## begin DATA SHOWN

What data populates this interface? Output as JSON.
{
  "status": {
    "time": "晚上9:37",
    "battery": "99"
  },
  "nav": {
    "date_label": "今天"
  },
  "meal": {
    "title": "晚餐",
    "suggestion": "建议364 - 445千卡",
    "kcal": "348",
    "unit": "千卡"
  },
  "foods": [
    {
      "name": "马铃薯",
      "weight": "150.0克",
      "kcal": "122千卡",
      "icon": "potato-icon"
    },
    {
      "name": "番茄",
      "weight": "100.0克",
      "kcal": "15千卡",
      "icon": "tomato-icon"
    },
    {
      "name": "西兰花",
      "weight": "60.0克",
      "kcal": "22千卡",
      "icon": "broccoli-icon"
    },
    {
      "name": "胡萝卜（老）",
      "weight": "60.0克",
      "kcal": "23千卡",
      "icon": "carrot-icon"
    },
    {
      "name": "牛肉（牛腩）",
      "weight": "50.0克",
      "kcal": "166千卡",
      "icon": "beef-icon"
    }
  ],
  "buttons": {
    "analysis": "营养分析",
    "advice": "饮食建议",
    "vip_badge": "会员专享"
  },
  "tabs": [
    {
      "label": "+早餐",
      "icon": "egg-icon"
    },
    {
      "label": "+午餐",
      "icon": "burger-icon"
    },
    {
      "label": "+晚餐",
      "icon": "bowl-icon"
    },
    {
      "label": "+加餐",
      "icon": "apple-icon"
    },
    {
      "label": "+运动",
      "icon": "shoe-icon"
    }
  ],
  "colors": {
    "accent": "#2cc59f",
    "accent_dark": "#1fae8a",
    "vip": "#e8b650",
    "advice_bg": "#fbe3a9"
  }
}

## end DATA SHOWN

INSTRUCTIONS FOR THE TASK
Could you transcribe the records in full, exactly?

IN RESPONSE
What data populates this interface? Output as JSON.
{
  "status": {
    "time": "晚上9:37",
    "battery": "99"
  },
  "nav": {
    "date_label": "今天"
  },
  "meal": {
    "title": "晚餐",
    "suggestion": "建议364 - 445千卡",
    "kcal": "348",
    "unit": "千卡"
  },
  "foods": [
    {
      "name": "马铃薯",
      "weight": "150.0克",
      "kcal": "122千卡",
      "icon": "potato-icon"
    },
    {
      "name": "番茄",
      "weight": "100.0克",
      "kcal": "15千卡",
      "icon": "tomato-icon"
    },
    {
      "name": "西兰花",
      "weight": "60.0克",
      "kcal": "22千卡",
      "icon": "broccoli-icon"
    },
    {
      "name": "胡萝卜（老）",
      "weight": "60.0克",
      "kcal": "23千卡",
      "icon": "carrot-icon"
    },
    {
      "name": "牛肉（牛腩）",
      "weight": "50.0克",
      "kcal": "166千卡",
      "icon": "beef-icon"
    }
  ],
  "buttons": {
    "analysis": "营养分析",
    "advice": "饮食建议",
    "vip_badge": "会员专享"
  },
  "tabs": [
    {
      "label": "+早餐",
      "icon": "egg-icon"
    },
    {
      "label": "+午餐",
      "icon": "burger-icon"
    },
    {
      "label": "+晚餐",
      "icon": "bowl-icon"
    },
    {
      "label": "+加餐",
      "icon": "apple-icon"
    },
    {
      "label": "+运动",
      "icon": "shoe-icon"
    }
  ],
  "colors": {
    "accent": "#2cc59f",
    "accent_dark": "#1fae8a",
    "vip": "#e8b650",
    "advice_bg": "#fbe3a9"
  }
}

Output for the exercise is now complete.